SUPPLIED PASSAGE:
Tutankhamun is a 2016 British adventure-drama serial, produced by ITV and Tall Story Pictures, which is based on the discovery of Tutankhamun's tomb by Howard Carter, directed by Peter Webber from a screenplay by BAFTA award-winning writer Guy Burt.

== Plot ==
Archaeologist Howard Carter (Max Irons) stumbles upon evidence of an undiscovered tomb of one of Egypt's forgotten Pharaohs, Tutankhamun. His peers, however, dismiss the idea, save for one man: the wealthy Lord Carnarvon (Sam Neill), a born gambler and thrill-seeker, who agrees to fund Carter's digs.

== Cast ==
- Max Irons as Howard Carter
- Sam Neill as Lord Carnarvon
- Susan Danford as Lady Carnarvon
- Amy Wren as Lady Evelyn Herbert
- Catherine Steadman as Maggie Lewis
- Nicolas Beaucaire as Pierre Lacau
- Jonathan Aris as Herbert Winlock
- Rupert Vansittart as Flinders Petrie
- Vincent Grass as Gaston Maspero
- Anthony Higgins as Theodore Davis
- Leon Clingman as Arthur Mace
- Vere Tindale as Harry Burton
- Adam Neill as Arthur Callender

==Episodes==

| No. | Title | Directed by | Written by | Original release date | UK viewers (millions) |
|---|---|---|---|---|---|
| 1 | "Episode 1.1" | Peter Webber | Guy Burt | 16 October 2016 | 6.65 |
| 2 | "Episode 1.2" | Peter Webber | Guy Burt | 23 October 2016 | 5.65 |
| 3 | "Episode 1.3" | Peter Webber | Guy Burt | 30 October 2016 | 5.40 |
| 4 | "Episode 1.4" | Peter Webber | Guy Burt | 6 November 2016 | 5.08 |

== Music ==
The score was composed by Spitfire Audio co-founder Christian Henson and was recorded at AIR Lyndhurst Studios, London.

== Home media ==
The series was released by ITV on DVD on 7 November 2016. The soundtrack by Christian Henson is available on CD and streaming services.

==Reception==
The Guardian found the series "not 100% historically accurate, ... It’s just a bit of fun." and recommended it for fans of Downton Abbey.

The Daily Telegraph also commented on the lack of historical accuracy of the series, which portrayed an affair between Carter and Lady Evelyn, the Telegraph quoting the 8th Earl of Carnarvon as saying "there was no romance, it just did not happen that way".

DATA EXCERPTS:
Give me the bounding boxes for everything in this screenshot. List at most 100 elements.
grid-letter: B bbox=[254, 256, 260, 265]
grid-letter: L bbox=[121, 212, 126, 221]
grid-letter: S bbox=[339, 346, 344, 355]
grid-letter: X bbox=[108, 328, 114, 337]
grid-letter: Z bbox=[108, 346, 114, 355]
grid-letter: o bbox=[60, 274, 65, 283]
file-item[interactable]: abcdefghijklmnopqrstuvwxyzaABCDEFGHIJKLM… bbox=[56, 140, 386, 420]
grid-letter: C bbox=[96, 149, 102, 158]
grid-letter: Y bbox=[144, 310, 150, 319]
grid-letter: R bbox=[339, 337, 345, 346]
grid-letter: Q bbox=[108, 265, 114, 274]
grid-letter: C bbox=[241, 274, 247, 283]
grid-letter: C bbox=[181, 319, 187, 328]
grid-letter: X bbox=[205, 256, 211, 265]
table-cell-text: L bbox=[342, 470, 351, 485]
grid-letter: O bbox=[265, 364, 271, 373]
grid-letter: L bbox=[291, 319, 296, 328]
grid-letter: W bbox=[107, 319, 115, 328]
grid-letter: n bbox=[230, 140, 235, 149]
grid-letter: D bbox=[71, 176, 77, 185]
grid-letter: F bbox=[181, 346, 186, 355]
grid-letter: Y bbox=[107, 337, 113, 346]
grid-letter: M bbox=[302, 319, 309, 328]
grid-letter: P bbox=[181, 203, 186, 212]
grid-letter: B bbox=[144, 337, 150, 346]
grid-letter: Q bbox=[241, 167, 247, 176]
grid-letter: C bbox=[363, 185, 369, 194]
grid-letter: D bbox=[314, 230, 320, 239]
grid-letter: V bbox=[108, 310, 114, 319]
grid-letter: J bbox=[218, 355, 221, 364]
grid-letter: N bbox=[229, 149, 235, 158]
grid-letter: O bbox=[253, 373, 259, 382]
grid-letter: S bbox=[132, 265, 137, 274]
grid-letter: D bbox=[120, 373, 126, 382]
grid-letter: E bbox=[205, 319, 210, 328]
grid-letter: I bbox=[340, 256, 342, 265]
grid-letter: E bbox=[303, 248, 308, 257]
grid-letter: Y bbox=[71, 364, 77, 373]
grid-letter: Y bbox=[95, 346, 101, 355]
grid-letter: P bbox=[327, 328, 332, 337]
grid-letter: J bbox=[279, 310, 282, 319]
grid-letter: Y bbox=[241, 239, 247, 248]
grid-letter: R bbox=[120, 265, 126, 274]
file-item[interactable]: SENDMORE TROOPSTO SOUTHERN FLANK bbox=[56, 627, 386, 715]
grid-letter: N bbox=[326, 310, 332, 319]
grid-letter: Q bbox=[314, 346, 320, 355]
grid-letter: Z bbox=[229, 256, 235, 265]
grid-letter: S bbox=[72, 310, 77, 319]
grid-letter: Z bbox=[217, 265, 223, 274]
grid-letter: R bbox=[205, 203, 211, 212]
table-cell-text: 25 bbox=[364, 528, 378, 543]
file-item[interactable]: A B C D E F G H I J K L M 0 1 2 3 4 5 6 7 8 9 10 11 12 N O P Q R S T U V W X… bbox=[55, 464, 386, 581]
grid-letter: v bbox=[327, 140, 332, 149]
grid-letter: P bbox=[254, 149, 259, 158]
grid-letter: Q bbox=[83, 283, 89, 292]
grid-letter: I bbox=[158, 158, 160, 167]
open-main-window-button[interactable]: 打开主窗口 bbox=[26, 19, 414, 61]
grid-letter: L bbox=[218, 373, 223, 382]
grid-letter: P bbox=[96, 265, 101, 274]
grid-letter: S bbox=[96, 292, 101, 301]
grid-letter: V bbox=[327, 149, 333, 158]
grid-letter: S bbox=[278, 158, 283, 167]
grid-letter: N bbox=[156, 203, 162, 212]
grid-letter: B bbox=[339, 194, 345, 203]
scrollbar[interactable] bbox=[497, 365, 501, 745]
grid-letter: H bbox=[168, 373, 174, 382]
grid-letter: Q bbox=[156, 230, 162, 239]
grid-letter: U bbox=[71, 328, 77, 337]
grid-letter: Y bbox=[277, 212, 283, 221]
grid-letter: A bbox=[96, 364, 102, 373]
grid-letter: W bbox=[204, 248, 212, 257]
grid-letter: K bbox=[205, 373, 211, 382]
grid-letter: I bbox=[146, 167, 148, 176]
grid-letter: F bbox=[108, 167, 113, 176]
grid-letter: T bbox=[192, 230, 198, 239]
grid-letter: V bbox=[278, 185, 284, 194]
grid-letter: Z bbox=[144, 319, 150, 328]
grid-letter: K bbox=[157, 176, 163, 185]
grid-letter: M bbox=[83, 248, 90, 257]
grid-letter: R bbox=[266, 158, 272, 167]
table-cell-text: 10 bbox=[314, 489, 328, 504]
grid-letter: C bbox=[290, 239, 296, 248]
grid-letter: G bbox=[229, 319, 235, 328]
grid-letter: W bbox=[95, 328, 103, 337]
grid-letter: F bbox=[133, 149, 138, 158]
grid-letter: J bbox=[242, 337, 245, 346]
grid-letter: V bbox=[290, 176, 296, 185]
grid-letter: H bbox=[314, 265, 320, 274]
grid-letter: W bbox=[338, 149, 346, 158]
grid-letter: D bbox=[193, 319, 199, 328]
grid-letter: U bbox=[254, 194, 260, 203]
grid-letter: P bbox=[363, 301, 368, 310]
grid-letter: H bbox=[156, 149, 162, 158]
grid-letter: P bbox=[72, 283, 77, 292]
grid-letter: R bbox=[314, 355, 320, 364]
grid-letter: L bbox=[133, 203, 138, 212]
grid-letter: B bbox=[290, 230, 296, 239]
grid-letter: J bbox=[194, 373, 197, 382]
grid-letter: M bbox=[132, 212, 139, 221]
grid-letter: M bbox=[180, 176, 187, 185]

AIM OF THE TASK: Copy the stretch of the Tutankhamun series text from "Tutankhamun is a" through "writer Guy Burt." word for word.

ANSWER FOR THIS EXERCISE:
Tutankhamun is a 2016 British adventure-drama serial, produced by ITV and Tall Story Pictures, which is based on the discovery of Tutankhamun's tomb by Howard Carter, directed by Peter Webber from a screenplay by BAFTA award-winning writer Guy Burt.